■ **Given instruction**
Pull each line holding the word "label" from the data.

■ **Supplied records**

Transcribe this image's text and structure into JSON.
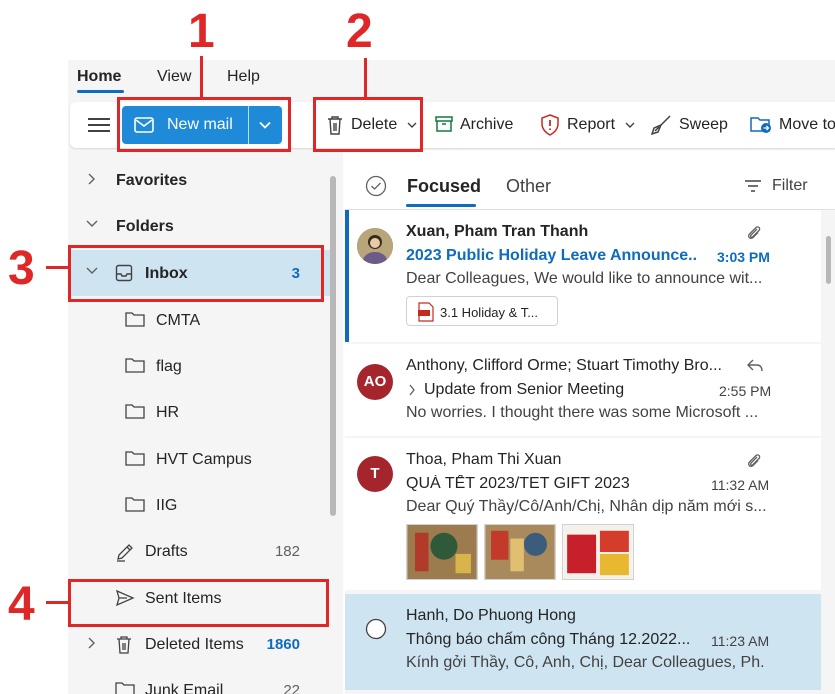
{
  "tabs": [
    "Home",
    "View",
    "Help"
  ],
  "ribbon": {
    "new_mail": "New mail",
    "delete": "Delete",
    "archive": "Archive",
    "report": "Report",
    "sweep": "Sweep",
    "move_to": "Move to"
  },
  "annotations": [
    "1",
    "2",
    "3",
    "4"
  ],
  "folders": {
    "favorites": "Favorites",
    "folders": "Folders",
    "inbox": {
      "label": "Inbox",
      "count": "3"
    },
    "subfolders": [
      "CMTA",
      "flag",
      "HR",
      "HVT Campus",
      "IIG"
    ],
    "drafts": {
      "label": "Drafts",
      "count": "182"
    },
    "sent": {
      "label": "Sent Items"
    },
    "deleted": {
      "label": "Deleted Items",
      "count": "1860"
    },
    "junk": {
      "label": "Junk Email",
      "count": "22"
    }
  },
  "list": {
    "focused": "Focused",
    "other": "Other",
    "filter": "Filter"
  },
  "messages": [
    {
      "sender": "Xuan, Pham Tran Thanh",
      "subject": "2023 Public Holiday Leave Announce...",
      "time": "3:03 PM",
      "preview": "Dear Colleagues, We would like to announce wit...",
      "attachment": "3.1 Holiday & T..."
    },
    {
      "initials": "AO",
      "sender": "Anthony, Clifford Orme; Stuart Timothy Bro...",
      "subject": "Update from Senior Meeting",
      "time": "2:55 PM",
      "preview": "No worries. I thought there was some Microsoft ..."
    },
    {
      "initials": "T",
      "sender": "Thoa, Pham Thi Xuan",
      "subject": "QUÀ TẾT 2023/TET GIFT 2023",
      "time": "11:32 AM",
      "preview": "Dear Quý Thầy/Cô/Anh/Chị, Nhân dịp năm mới s..."
    },
    {
      "sender": "Hanh, Do Phuong Hong",
      "subject": "Thông báo chấm công Tháng 12.2022...",
      "time": "11:23 AM",
      "preview": "Kính gởi Thầy, Cô, Anh, Chị, Dear Colleagues, Ph..."
    }
  ],
  "colors": {
    "accent": "#0f6cbd",
    "new_mail_bg": "#1f8ad8",
    "annotation": "#e02727",
    "selected": "#cfe4f1"
  }
}
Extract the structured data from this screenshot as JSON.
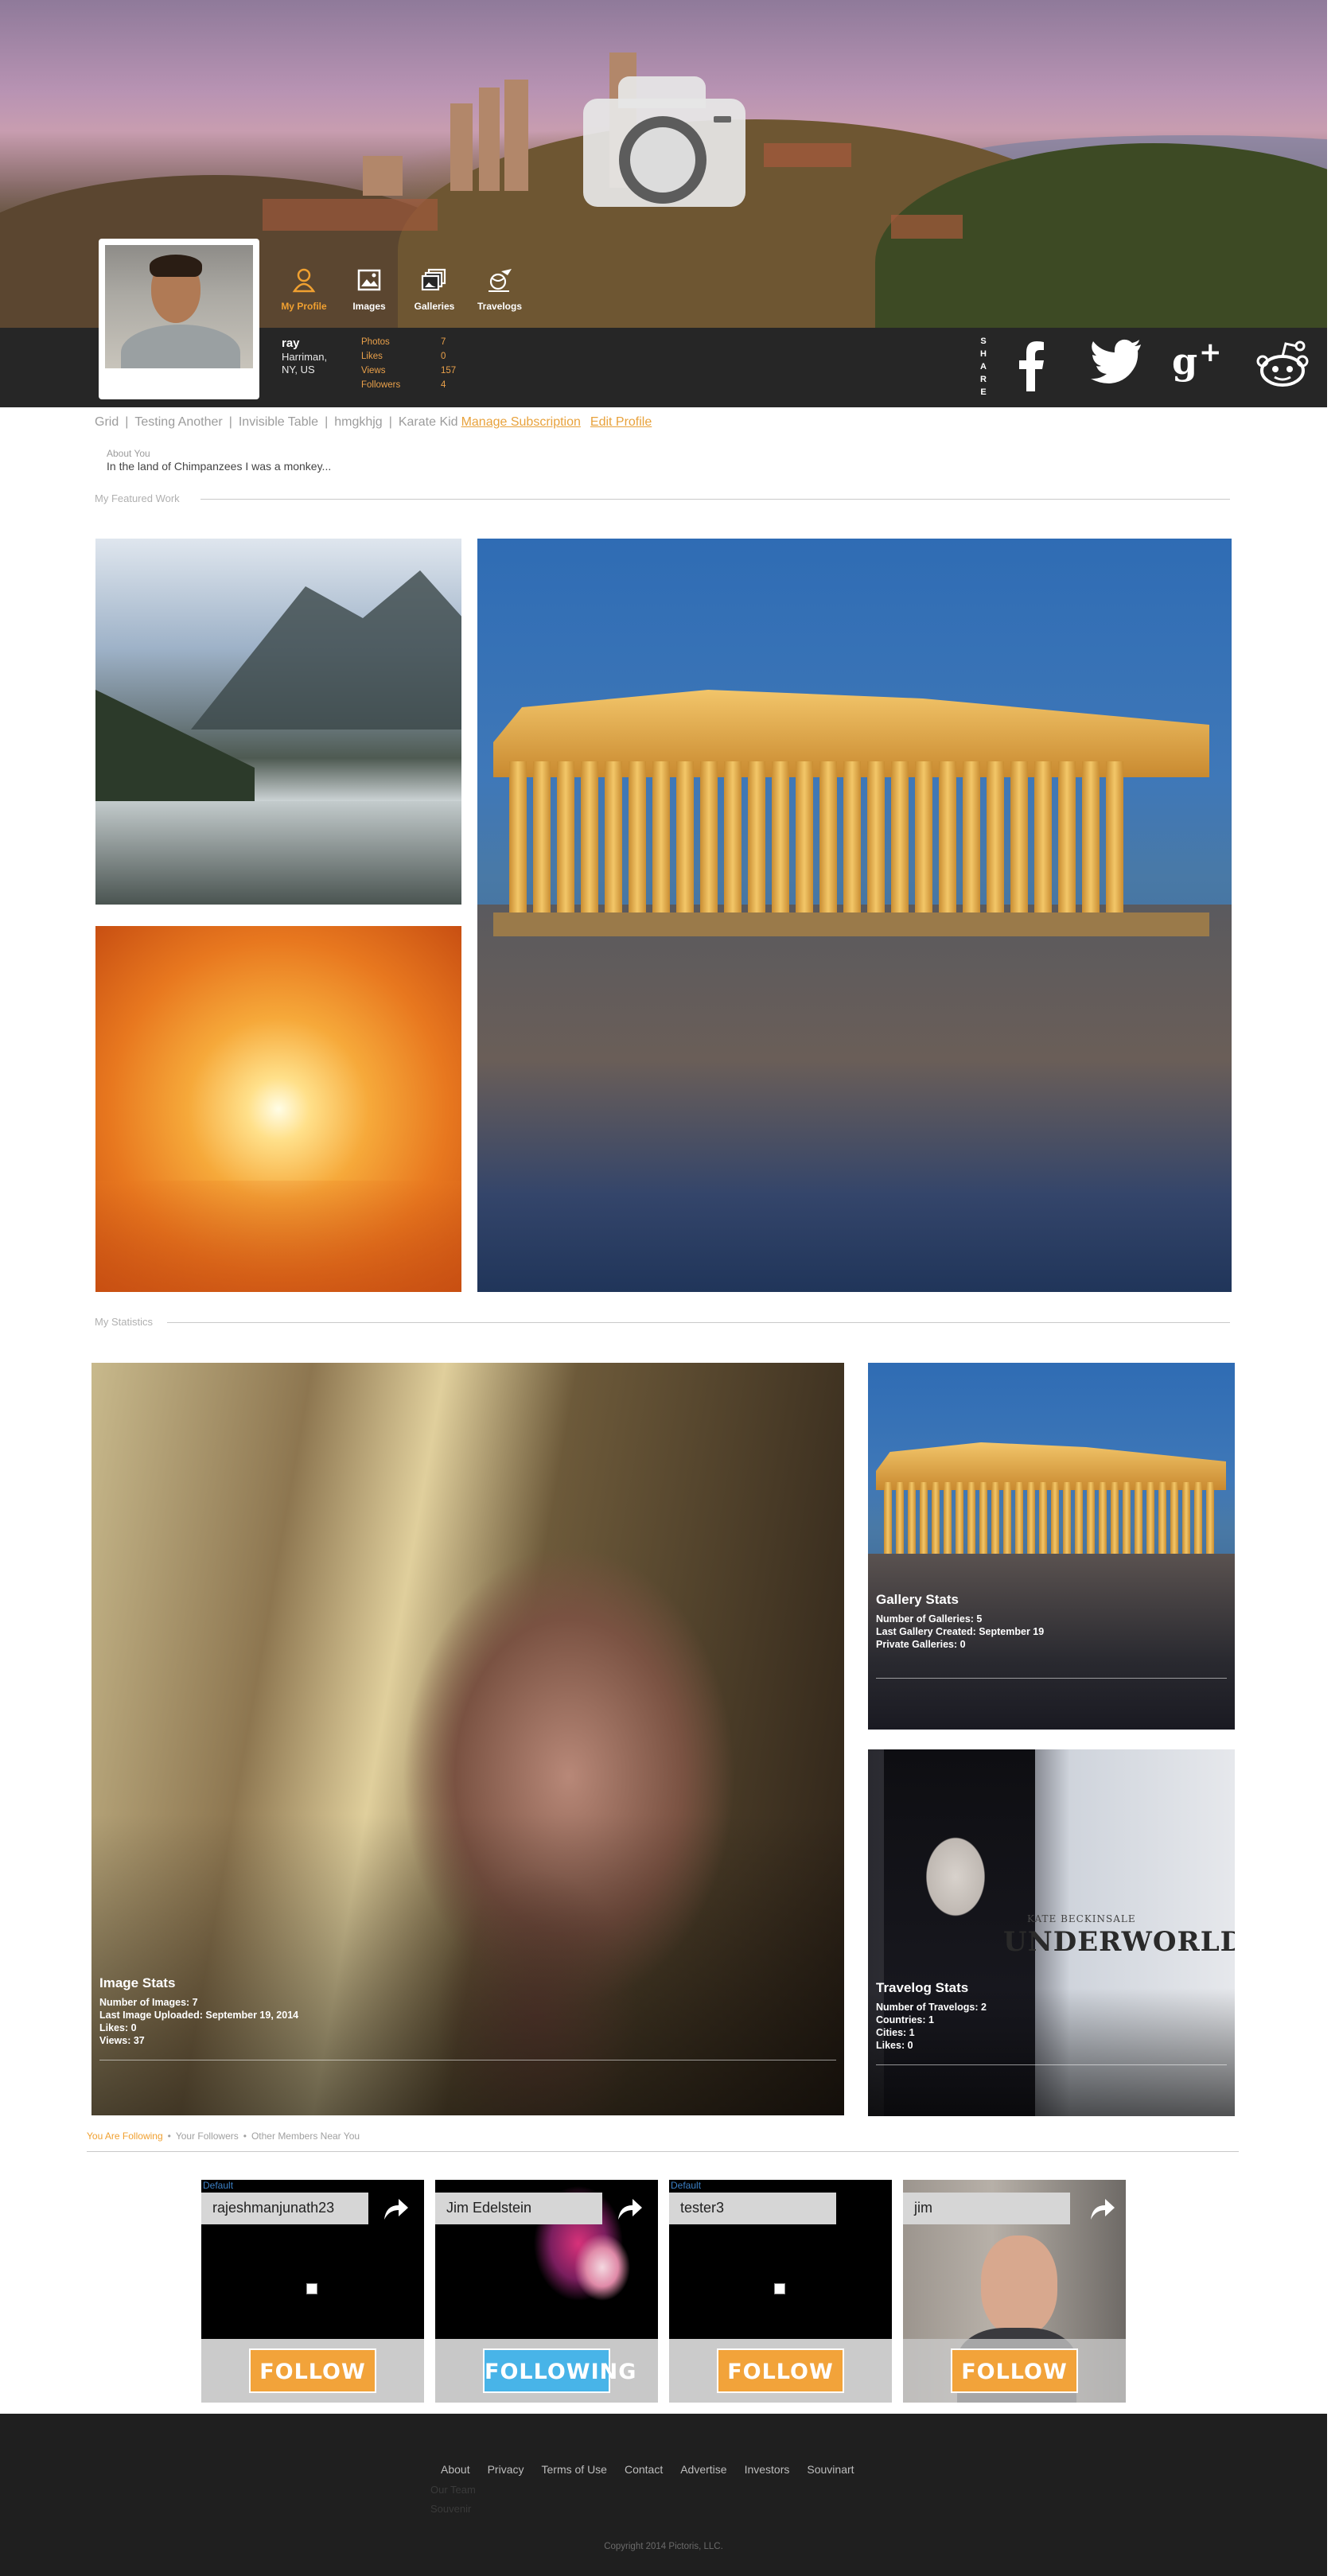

■ **The reply**
      "label": "Inbox",
      "label": "Drafts",
      "label": "Sent Items"
      "label": "Deleted Items",
      "label": "Junk Email",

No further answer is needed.